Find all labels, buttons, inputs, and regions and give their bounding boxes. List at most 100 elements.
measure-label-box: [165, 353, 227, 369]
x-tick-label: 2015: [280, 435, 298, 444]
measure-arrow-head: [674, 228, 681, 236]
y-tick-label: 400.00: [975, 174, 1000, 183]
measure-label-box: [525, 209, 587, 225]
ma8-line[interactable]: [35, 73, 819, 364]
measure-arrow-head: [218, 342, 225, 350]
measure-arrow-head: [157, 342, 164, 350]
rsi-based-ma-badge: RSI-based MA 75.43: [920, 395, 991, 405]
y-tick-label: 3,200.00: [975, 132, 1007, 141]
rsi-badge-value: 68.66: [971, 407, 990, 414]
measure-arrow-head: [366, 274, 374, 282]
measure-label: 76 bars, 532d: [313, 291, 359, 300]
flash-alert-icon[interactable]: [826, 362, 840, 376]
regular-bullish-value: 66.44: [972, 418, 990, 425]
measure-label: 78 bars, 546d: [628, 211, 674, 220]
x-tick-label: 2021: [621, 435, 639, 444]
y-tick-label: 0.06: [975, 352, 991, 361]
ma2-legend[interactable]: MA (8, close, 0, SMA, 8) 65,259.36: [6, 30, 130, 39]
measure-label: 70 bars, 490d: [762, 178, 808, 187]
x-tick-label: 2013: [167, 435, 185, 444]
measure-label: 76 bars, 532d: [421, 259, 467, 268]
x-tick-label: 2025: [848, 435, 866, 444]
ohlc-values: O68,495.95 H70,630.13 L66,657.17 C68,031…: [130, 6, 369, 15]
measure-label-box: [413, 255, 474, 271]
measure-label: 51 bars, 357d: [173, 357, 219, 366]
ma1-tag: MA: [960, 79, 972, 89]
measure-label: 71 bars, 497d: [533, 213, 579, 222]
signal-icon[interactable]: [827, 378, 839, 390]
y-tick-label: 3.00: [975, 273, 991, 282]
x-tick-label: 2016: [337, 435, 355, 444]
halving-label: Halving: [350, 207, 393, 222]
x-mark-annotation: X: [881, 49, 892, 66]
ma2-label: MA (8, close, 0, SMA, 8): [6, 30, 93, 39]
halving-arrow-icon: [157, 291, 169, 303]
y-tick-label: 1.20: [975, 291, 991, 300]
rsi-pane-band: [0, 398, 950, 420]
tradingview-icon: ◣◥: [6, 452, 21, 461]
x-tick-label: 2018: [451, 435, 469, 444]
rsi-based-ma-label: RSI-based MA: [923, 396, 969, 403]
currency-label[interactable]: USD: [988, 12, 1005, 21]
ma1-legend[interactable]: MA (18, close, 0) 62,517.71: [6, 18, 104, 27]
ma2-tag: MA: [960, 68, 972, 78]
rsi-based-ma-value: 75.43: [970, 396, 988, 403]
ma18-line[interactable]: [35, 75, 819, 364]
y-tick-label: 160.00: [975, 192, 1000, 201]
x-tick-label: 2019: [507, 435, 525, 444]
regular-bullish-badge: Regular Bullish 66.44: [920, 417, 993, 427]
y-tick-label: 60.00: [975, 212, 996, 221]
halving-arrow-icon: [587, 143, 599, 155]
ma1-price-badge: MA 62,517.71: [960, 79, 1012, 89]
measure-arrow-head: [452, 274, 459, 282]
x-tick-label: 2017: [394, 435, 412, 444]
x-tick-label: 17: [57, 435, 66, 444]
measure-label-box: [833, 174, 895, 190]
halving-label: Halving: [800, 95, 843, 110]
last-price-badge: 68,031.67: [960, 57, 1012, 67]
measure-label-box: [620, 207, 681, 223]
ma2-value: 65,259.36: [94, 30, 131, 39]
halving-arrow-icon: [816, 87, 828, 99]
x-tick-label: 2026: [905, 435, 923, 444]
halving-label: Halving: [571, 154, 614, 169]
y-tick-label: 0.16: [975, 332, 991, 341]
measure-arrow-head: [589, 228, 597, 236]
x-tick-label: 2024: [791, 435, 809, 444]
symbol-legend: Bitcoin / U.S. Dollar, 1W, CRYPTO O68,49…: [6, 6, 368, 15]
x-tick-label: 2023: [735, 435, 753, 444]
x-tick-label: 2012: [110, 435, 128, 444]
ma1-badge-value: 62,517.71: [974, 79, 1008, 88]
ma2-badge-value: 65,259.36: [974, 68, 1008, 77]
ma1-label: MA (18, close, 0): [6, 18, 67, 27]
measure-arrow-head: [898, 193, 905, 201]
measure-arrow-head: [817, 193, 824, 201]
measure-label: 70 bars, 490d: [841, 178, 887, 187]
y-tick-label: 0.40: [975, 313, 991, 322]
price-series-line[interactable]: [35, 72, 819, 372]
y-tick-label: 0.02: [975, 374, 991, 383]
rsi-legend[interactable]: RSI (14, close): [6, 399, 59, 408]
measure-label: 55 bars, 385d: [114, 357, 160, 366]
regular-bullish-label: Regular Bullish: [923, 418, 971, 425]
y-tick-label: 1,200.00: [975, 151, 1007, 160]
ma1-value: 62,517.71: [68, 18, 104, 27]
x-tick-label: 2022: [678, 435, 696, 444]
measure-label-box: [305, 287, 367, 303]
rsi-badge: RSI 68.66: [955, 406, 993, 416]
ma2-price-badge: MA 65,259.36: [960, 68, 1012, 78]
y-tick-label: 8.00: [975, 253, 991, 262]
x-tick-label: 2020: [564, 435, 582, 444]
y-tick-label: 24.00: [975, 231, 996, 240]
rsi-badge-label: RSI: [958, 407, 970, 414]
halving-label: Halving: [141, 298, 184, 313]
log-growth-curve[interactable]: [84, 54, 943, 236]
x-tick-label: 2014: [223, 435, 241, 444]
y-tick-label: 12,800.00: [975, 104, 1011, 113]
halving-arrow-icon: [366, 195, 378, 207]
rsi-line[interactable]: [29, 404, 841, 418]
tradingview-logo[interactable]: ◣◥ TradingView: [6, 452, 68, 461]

***

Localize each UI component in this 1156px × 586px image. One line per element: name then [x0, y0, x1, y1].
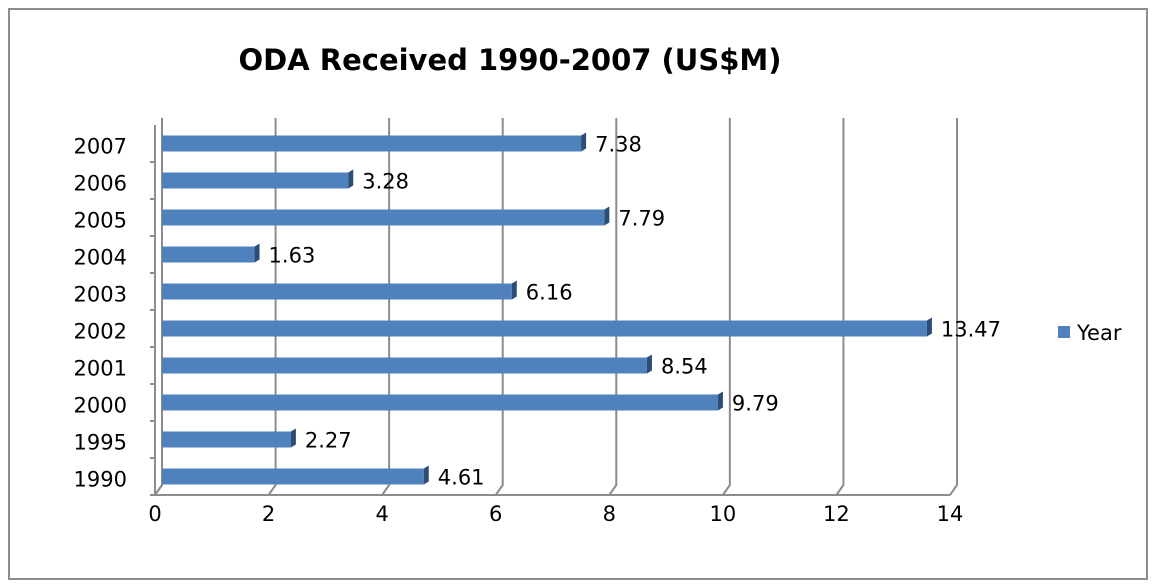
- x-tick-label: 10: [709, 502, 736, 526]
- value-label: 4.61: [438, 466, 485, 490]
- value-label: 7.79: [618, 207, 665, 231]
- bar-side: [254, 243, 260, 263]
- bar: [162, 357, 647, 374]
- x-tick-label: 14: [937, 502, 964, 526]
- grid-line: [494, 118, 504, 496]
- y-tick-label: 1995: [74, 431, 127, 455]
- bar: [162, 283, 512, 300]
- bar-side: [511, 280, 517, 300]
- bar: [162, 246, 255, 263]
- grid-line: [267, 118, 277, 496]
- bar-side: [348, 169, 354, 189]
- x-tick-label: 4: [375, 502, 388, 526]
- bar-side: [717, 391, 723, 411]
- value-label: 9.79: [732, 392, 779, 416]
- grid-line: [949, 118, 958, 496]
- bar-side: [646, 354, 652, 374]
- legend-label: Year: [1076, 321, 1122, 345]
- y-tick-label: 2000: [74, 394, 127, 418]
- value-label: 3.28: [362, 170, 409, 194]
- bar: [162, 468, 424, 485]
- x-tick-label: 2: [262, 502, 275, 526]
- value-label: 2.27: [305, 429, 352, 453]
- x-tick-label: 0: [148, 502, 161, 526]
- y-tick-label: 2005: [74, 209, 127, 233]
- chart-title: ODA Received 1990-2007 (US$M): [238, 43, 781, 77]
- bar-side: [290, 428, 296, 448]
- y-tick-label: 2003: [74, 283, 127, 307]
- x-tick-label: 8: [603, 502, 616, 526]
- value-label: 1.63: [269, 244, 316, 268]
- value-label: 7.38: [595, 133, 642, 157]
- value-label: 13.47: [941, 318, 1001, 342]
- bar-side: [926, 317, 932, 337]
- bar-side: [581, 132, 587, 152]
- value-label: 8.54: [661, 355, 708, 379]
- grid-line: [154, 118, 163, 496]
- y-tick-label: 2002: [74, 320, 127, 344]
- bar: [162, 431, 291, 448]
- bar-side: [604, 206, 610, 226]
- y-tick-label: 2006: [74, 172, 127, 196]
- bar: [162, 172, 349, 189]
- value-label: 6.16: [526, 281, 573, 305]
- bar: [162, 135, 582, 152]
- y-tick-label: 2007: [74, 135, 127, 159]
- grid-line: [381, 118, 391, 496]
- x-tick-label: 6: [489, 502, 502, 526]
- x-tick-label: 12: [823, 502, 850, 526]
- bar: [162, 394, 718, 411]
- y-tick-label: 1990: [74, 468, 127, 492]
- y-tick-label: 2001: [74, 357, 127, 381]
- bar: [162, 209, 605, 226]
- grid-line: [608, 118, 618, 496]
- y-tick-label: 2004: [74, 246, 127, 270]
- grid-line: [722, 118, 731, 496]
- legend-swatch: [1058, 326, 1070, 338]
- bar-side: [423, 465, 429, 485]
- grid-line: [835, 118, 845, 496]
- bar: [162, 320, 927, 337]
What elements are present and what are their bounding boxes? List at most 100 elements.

***

WHAT YOU WILL DO »
Convert everything from the line containing "- x-tick-label: 10: [709, 502, 736, 526]" down to the line containing "- y-tick-label: 2000: [74, 394, 127, 418]" into a Markdown table with the columns Number and Text, numbering each row and skipping blank lines.

WRITTEN RESPONSE »
| Number | Text |
|---|---|
| 1 | - x-tick-label: 10: [709, 502, 736, 526] |
| 2 | - value-label: 4.61: [438, 466, 485, 490] |
| 3 | - value-label: 7.79: [618, 207, 665, 231] |
| 4 | - bar-side: [254, 243, 260, 263] |
| 5 | - bar: [162, 357, 647, 374] |
| 6 | - x-tick-label: 14: [937, 502, 964, 526] |
| 7 | - grid-line: [494, 118, 504, 496] |
| 8 | - y-tick-label: 1995: [74, 431, 127, 455] |
| 9 | - bar: [162, 283, 512, 300] |
| 10 | - bar-side: [511, 280, 517, 300] |
| 11 | - bar: [162, 246, 255, 263] |
| 12 | - grid-line: [267, 118, 277, 496] |
| 13 | - bar-side: [348, 169, 354, 189] |
| 14 | - x-tick-label: 4: [375, 502, 388, 526] |
| 15 | - bar-side: [717, 391, 723, 411] |
| 16 | - value-label: 9.79: [732, 392, 779, 416] |
| 17 | - grid-line: [949, 118, 958, 496] |
| 18 | - bar-side: [646, 354, 652, 374] |
| 19 | - legend-label: Year: [1076, 321, 1122, 345] |
| 20 | - y-tick-label: 2000: [74, 394, 127, 418] |